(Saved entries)
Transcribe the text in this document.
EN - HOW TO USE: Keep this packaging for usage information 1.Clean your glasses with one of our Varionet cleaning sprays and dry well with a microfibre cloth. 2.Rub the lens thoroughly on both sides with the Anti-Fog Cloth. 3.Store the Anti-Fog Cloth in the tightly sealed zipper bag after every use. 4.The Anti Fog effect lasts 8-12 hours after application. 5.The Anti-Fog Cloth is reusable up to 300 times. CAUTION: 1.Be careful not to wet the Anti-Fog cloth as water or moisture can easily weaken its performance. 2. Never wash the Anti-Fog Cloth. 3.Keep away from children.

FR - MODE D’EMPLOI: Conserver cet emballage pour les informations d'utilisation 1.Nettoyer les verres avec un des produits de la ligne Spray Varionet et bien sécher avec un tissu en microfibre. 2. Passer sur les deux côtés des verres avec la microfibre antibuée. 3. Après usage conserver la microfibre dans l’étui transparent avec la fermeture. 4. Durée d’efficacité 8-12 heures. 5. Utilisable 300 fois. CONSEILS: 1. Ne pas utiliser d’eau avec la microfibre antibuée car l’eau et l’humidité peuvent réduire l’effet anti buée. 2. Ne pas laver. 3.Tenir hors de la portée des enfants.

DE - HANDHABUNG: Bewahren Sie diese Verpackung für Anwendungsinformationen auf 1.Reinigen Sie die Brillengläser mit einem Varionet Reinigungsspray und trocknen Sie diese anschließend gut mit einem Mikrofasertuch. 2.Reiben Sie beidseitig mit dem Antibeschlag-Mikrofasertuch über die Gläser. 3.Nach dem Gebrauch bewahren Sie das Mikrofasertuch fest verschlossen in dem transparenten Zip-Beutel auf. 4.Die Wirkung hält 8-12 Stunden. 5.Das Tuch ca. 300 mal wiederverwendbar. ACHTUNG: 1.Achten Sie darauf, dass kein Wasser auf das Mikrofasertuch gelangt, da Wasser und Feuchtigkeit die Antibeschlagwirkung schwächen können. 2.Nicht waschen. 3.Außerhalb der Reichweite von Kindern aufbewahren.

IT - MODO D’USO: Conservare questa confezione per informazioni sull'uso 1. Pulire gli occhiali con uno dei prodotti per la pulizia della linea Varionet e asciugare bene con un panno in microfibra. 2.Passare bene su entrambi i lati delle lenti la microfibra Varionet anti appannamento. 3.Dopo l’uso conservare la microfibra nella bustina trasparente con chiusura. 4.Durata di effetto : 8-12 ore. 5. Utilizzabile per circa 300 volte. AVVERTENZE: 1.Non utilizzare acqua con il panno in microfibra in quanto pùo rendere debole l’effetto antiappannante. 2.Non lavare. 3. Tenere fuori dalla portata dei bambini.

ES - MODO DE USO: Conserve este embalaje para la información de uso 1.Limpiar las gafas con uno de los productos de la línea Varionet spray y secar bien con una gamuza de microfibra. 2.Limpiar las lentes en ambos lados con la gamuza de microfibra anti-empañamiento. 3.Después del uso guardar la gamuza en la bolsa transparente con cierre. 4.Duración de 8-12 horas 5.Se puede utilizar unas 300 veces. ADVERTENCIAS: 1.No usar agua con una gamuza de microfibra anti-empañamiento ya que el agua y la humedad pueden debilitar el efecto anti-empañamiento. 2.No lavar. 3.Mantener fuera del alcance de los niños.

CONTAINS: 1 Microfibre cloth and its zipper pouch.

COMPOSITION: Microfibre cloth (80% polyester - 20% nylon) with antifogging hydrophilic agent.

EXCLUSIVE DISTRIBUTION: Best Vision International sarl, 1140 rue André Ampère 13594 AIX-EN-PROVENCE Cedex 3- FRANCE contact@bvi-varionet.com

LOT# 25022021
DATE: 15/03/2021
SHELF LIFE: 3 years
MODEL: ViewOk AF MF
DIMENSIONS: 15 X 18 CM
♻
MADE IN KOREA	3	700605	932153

* **Instructions for the task**
Give all the entries again exactly; leave none out.

* **Exercise result**
Transcribe the text in this document.
EN - HOW TO USE: Keep this packaging for usage information 1.Clean your glasses with one of our Varionet cleaning sprays and dry well with a microfibre cloth. 2.Rub the lens thoroughly on both sides with the Anti-Fog Cloth. 3.Store the Anti-Fog Cloth in the tightly sealed zipper bag after every use. 4.The Anti Fog effect lasts 8-12 hours after application. 5.The Anti-Fog Cloth is reusable up to 300 times. CAUTION: 1.Be careful not to wet the Anti-Fog cloth as water or moisture can easily weaken its performance. 2. Never wash the Anti-Fog Cloth. 3.Keep away from children.

FR - MODE D’EMPLOI: Conserver cet emballage pour les informations d'utilisation 1.Nettoyer les verres avec un des produits de la ligne Spray Varionet et bien sécher avec un tissu en microfibre. 2. Passer sur les deux côtés des verres avec la microfibre antibuée. 3. Après usage conserver la microfibre dans l’étui transparent avec la fermeture. 4. Durée d’efficacité 8-12 heures. 5. Utilisable 300 fois. CONSEILS: 1. Ne pas utiliser d’eau avec la microfibre antibuée car l’eau et l’humidité peuvent réduire l’effet anti buée. 2. Ne pas laver. 3.Tenir hors de la portée des enfants.

DE - HANDHABUNG: Bewahren Sie diese Verpackung für Anwendungsinformationen auf 1.Reinigen Sie die Brillengläser mit einem Varionet Reinigungsspray und trocknen Sie diese anschließend gut mit einem Mikrofasertuch. 2.Reiben Sie beidseitig mit dem Antibeschlag-Mikrofasertuch über die Gläser. 3.Nach dem Gebrauch bewahren Sie das Mikrofasertuch fest verschlossen in dem transparenten Zip-Beutel auf. 4.Die Wirkung hält 8-12 Stunden. 5.Das Tuch ca. 300 mal wiederverwendbar. ACHTUNG: 1.Achten Sie darauf, dass kein Wasser auf das Mikrofasertuch gelangt, da Wasser und Feuchtigkeit die Antibeschlagwirkung schwächen können. 2.Nicht waschen. 3.Außerhalb der Reichweite von Kindern aufbewahren.

IT - MODO D’USO: Conservare questa confezione per informazioni sull'uso 1. Pulire gli occhiali con uno dei prodotti per la pulizia della linea Varionet e asciugare bene con un panno in microfibra. 2.Passare bene su entrambi i lati delle lenti la microfibra Varionet anti appannamento. 3.Dopo l’uso conservare la microfibra nella bustina trasparente con chiusura. 4.Durata di effetto : 8-12 ore. 5. Utilizzabile per circa 300 volte. AVVERTENZE: 1.Non utilizzare acqua con il panno in microfibra in quanto pùo rendere debole l’effetto antiappannante. 2.Non lavare. 3. Tenere fuori dalla portata dei bambini.

ES - MODO DE USO: Conserve este embalaje para la información de uso 1.Limpiar las gafas con uno de los productos de la línea Varionet spray y secar bien con una gamuza de microfibra. 2.Limpiar las lentes en ambos lados con la gamuza de microfibra anti-empañamiento. 3.Después del uso guardar la gamuza en la bolsa transparente con cierre. 4.Duración de 8-12 horas 5.Se puede utilizar unas 300 veces. ADVERTENCIAS: 1.No usar agua con una gamuza de microfibra anti-empañamiento ya que el agua y la humedad pueden debilitar el efecto anti-empañamiento. 2.No lavar. 3.Mantener fuera del alcance de los niños.

CONTAINS: 1 Microfibre cloth and its zipper pouch.

COMPOSITION: Microfibre cloth (80% polyester - 20% nylon) with antifogging hydrophilic agent.

EXCLUSIVE DISTRIBUTION: Best Vision International sarl, 1140 rue André Ampère 13594 AIX-EN-PROVENCE Cedex 3- FRANCE contact@bvi-varionet.com

LOT# 25022021
DATE: 15/03/2021
SHELF LIFE: 3 years
MODEL: ViewOk AF MF
DIMENSIONS: 15 X 18 CM
♻
MADE IN KOREA	3	700605	932153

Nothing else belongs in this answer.